(Data excerpts)
· · · ·
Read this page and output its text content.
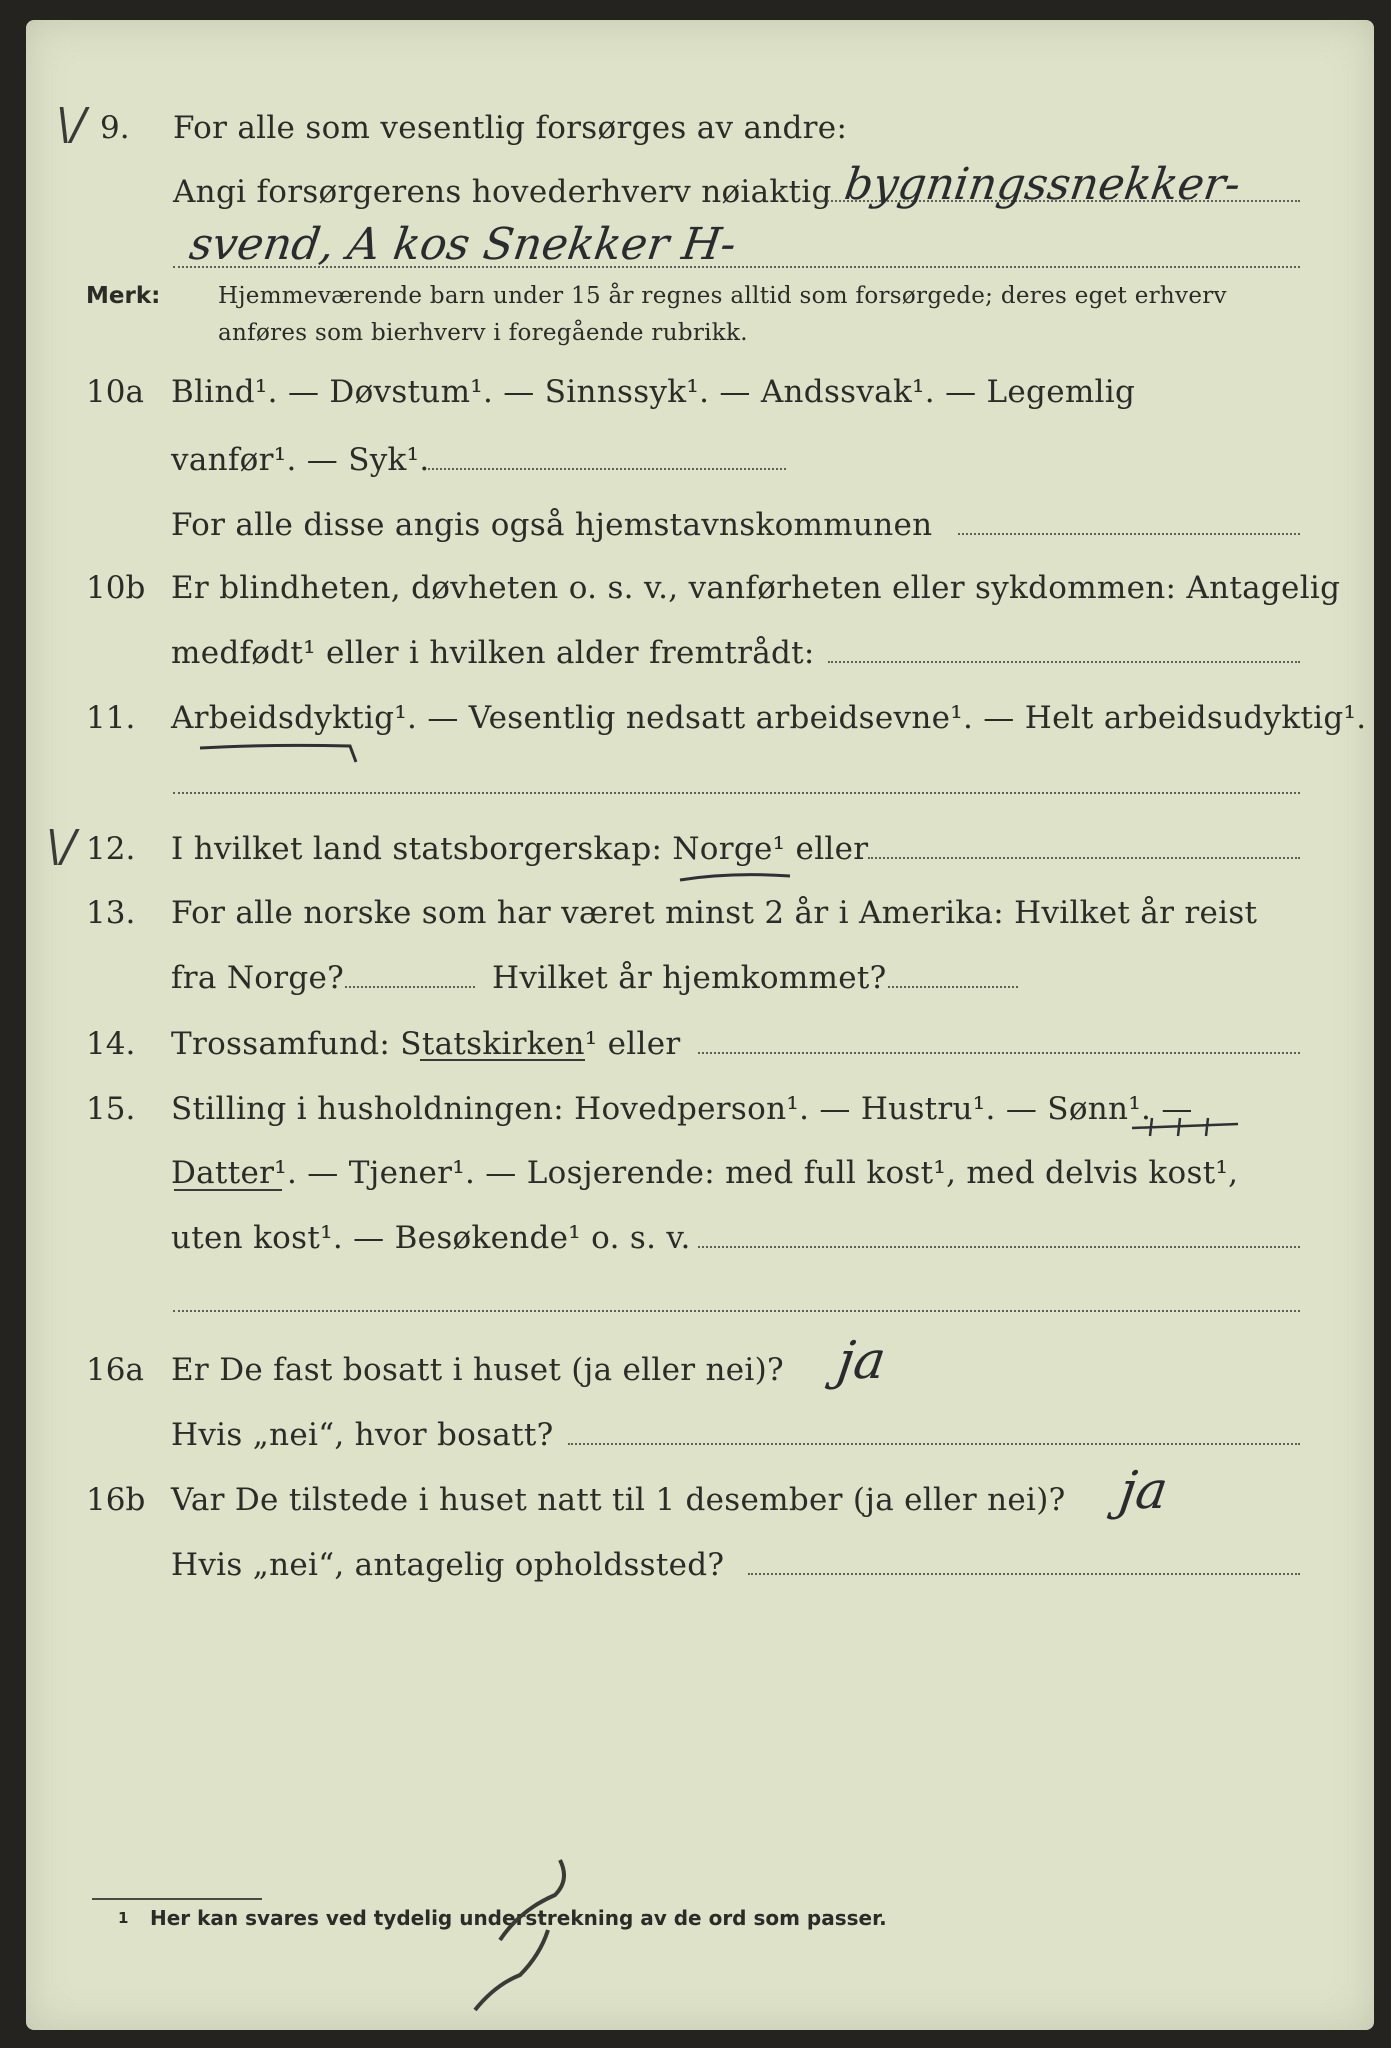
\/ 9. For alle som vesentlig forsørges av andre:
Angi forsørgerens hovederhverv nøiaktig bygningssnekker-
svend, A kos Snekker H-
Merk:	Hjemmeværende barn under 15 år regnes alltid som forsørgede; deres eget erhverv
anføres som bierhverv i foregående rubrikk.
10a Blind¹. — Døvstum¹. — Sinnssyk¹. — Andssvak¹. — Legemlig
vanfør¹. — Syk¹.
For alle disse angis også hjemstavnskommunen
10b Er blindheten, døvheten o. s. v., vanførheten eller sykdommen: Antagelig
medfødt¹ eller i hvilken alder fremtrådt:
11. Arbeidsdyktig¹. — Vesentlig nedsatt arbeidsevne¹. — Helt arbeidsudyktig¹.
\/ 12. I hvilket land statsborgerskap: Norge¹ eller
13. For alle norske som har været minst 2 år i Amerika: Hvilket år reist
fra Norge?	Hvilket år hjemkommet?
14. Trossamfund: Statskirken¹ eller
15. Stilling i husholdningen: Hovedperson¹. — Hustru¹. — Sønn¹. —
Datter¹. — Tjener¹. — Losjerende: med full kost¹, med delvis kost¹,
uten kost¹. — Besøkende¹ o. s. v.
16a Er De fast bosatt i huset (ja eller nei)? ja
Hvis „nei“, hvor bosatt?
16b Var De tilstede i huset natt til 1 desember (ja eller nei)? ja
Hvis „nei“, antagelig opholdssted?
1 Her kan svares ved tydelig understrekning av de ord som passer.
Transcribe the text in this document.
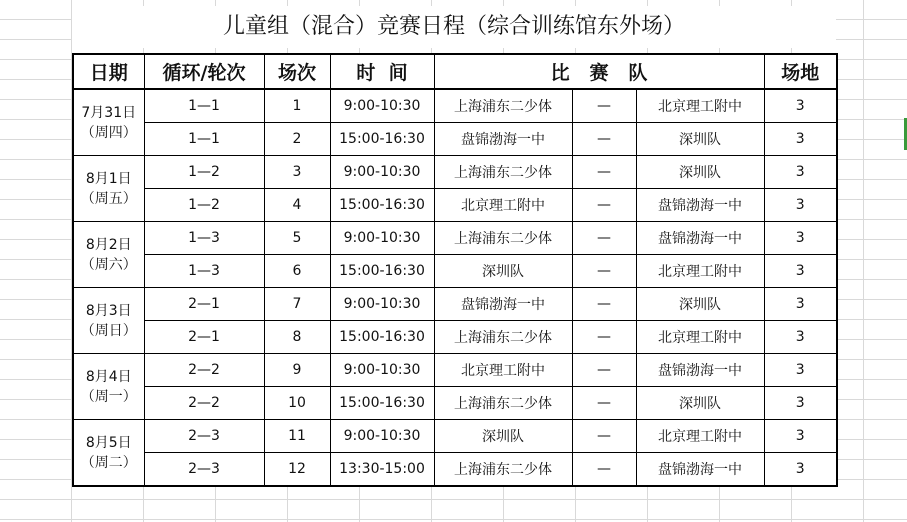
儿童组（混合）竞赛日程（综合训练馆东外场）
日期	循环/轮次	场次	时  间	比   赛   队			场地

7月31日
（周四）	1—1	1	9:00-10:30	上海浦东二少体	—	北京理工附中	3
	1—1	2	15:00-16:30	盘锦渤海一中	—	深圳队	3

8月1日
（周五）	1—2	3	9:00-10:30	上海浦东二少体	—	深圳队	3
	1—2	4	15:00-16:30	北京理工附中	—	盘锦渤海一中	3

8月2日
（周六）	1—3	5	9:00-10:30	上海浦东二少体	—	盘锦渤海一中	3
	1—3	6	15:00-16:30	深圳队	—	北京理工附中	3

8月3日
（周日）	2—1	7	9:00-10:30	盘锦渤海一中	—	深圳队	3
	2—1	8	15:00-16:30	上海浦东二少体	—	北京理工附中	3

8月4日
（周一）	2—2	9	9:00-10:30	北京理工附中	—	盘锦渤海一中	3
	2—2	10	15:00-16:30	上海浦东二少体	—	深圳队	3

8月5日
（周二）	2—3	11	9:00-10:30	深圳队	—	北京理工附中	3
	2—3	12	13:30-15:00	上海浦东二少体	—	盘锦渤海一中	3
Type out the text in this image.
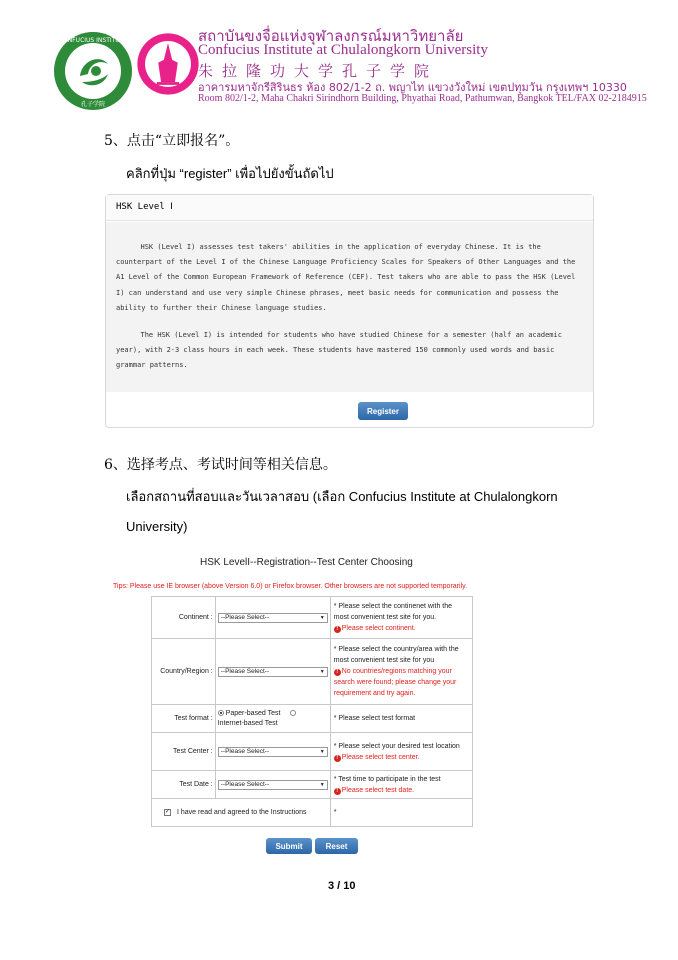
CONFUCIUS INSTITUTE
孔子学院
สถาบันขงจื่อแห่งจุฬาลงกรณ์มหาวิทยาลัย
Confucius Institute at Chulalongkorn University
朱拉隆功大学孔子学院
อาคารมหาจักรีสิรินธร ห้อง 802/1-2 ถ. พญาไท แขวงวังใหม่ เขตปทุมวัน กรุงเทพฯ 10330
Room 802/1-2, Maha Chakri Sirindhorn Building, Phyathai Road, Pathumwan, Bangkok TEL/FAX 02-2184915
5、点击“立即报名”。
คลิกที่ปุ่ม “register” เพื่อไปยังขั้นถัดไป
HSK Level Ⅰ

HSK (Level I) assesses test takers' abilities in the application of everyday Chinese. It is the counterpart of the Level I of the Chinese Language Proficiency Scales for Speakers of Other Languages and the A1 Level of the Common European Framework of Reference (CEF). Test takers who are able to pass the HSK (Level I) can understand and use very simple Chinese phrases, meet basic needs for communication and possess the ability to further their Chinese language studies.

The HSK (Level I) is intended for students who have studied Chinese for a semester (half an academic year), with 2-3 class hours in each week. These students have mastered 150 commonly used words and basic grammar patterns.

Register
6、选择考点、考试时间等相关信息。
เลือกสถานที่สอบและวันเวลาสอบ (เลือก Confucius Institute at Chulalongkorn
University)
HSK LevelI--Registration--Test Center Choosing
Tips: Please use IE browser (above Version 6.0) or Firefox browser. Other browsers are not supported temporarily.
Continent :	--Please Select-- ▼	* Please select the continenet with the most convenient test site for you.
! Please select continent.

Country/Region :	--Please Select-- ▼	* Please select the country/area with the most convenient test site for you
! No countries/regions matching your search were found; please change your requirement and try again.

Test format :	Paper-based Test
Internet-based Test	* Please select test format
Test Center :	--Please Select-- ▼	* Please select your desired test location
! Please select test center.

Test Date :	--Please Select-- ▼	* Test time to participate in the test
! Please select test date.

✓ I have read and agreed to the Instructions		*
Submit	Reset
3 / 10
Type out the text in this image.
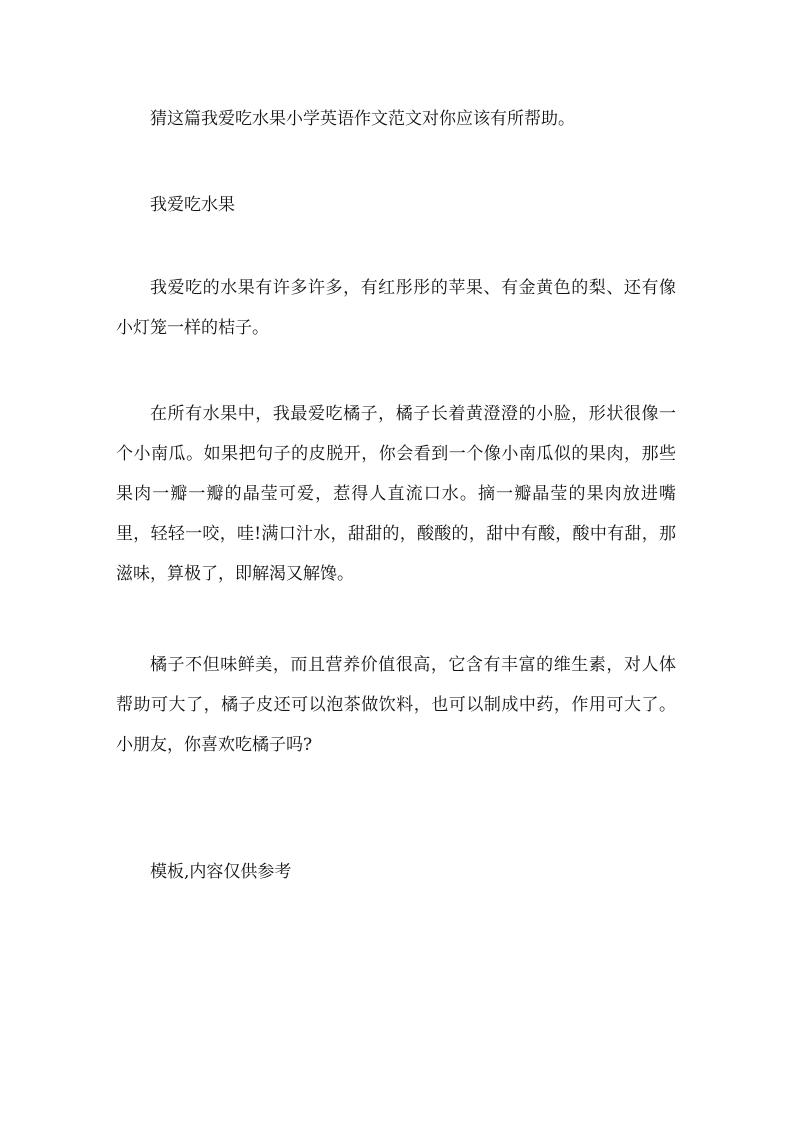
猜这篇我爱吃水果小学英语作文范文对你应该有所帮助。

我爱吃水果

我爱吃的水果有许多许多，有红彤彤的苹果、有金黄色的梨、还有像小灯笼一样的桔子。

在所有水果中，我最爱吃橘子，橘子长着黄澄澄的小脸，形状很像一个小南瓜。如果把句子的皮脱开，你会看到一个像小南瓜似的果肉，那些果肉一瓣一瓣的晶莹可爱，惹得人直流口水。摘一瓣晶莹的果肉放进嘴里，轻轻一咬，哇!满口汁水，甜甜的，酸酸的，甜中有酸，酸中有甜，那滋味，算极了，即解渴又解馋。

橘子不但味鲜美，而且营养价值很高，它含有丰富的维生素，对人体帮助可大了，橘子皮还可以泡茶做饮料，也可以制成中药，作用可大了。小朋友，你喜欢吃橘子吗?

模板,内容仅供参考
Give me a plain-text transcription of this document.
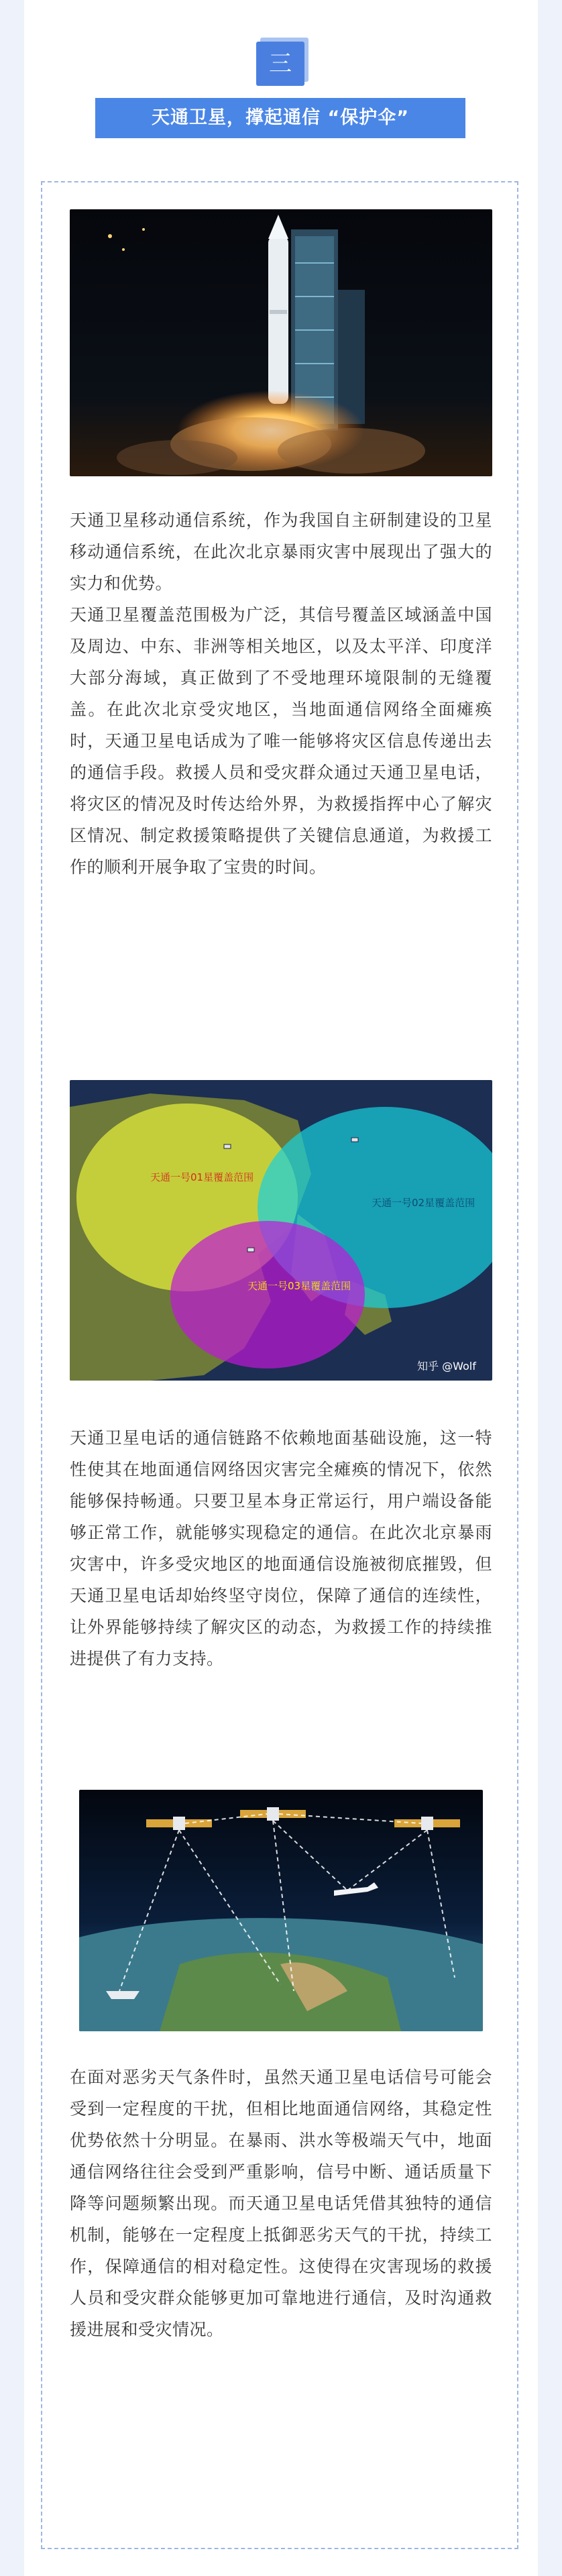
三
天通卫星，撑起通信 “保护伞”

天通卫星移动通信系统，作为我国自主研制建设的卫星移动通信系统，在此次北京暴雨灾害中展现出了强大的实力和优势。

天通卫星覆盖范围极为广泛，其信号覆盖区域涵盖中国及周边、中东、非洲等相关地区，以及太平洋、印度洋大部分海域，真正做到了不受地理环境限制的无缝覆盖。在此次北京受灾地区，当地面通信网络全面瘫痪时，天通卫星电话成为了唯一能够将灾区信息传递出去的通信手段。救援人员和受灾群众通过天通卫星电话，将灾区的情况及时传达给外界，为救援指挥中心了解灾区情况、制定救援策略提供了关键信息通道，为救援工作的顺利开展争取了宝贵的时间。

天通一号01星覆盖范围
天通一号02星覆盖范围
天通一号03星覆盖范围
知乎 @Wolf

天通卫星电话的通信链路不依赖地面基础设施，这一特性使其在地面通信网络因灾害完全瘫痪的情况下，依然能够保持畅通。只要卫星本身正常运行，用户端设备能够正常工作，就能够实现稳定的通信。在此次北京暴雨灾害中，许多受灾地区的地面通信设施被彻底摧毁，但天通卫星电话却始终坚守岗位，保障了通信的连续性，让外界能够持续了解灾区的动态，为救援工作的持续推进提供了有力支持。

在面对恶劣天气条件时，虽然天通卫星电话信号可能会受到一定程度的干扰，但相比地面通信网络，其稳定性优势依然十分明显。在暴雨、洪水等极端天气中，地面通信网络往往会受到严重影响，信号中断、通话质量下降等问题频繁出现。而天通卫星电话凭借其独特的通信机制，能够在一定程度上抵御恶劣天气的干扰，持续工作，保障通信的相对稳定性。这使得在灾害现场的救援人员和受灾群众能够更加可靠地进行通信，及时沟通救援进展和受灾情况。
· · · ·
_OBJECTIVE_
Search the data above for the string "your" and return every line that has it.

_RESPONSE BELOW_
! No countries/regions matching your search were found; please change your requirement and try again.
Test Center :	--Please Select-- ▼	* Please select your desired test location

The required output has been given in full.